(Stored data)
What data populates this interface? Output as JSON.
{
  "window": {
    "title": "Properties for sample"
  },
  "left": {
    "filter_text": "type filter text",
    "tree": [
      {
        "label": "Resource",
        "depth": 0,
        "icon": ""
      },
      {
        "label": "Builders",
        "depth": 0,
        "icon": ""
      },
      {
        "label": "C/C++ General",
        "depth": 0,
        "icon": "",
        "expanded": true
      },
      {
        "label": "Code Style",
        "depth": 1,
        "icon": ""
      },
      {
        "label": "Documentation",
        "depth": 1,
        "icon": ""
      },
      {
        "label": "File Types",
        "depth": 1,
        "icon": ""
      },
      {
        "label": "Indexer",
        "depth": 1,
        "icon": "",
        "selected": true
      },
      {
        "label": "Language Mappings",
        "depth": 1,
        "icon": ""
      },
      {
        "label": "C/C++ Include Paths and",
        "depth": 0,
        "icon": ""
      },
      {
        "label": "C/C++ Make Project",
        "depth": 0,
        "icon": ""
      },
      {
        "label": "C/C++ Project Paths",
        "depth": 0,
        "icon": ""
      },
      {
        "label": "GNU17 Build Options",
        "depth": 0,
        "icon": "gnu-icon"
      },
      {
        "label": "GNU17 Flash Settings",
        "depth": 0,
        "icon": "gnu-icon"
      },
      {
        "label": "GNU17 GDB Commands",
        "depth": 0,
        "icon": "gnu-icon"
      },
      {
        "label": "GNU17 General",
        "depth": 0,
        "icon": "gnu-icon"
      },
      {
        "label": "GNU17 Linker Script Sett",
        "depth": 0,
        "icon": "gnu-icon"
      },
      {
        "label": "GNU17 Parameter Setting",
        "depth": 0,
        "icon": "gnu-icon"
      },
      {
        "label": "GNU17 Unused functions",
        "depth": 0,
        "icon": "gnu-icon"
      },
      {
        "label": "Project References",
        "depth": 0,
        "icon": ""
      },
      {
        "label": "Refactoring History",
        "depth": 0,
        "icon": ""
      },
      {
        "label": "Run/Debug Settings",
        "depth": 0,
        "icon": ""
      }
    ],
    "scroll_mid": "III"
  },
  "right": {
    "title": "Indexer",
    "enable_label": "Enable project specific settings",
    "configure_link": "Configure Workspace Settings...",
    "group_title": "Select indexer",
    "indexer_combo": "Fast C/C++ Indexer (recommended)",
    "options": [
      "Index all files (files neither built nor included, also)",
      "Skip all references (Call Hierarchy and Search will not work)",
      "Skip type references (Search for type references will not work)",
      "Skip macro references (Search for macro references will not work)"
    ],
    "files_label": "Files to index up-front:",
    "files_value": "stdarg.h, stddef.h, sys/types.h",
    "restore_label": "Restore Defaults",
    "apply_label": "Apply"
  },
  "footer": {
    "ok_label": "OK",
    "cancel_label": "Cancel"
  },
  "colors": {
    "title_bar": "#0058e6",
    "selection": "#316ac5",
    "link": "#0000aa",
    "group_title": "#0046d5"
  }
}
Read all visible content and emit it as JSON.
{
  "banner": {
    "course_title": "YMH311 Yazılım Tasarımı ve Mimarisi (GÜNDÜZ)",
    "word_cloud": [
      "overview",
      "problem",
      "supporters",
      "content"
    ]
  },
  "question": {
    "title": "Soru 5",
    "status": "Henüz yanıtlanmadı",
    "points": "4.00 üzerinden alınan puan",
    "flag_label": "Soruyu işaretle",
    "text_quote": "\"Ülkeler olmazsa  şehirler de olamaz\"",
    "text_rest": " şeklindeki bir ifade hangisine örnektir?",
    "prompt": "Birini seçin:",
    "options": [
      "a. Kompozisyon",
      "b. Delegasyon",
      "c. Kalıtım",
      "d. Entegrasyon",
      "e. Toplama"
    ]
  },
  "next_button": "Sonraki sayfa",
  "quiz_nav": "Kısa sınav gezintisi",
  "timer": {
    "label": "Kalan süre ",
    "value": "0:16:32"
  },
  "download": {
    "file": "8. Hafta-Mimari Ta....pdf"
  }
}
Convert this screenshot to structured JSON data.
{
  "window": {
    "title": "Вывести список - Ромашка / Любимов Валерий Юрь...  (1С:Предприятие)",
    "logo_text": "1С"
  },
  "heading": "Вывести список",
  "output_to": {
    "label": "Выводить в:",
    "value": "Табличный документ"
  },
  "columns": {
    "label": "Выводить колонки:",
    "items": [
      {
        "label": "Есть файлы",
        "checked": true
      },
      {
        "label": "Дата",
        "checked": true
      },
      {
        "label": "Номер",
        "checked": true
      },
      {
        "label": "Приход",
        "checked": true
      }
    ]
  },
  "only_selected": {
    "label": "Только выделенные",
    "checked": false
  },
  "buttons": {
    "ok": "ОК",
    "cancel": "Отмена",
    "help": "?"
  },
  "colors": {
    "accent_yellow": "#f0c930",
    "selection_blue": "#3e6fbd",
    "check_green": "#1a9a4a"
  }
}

— Required work —
Gather each line from the entries above that includes the word "Выводить".

— Answer to the problem —
    "label": "Выводить в:",
    "label": "Выводить колонки:",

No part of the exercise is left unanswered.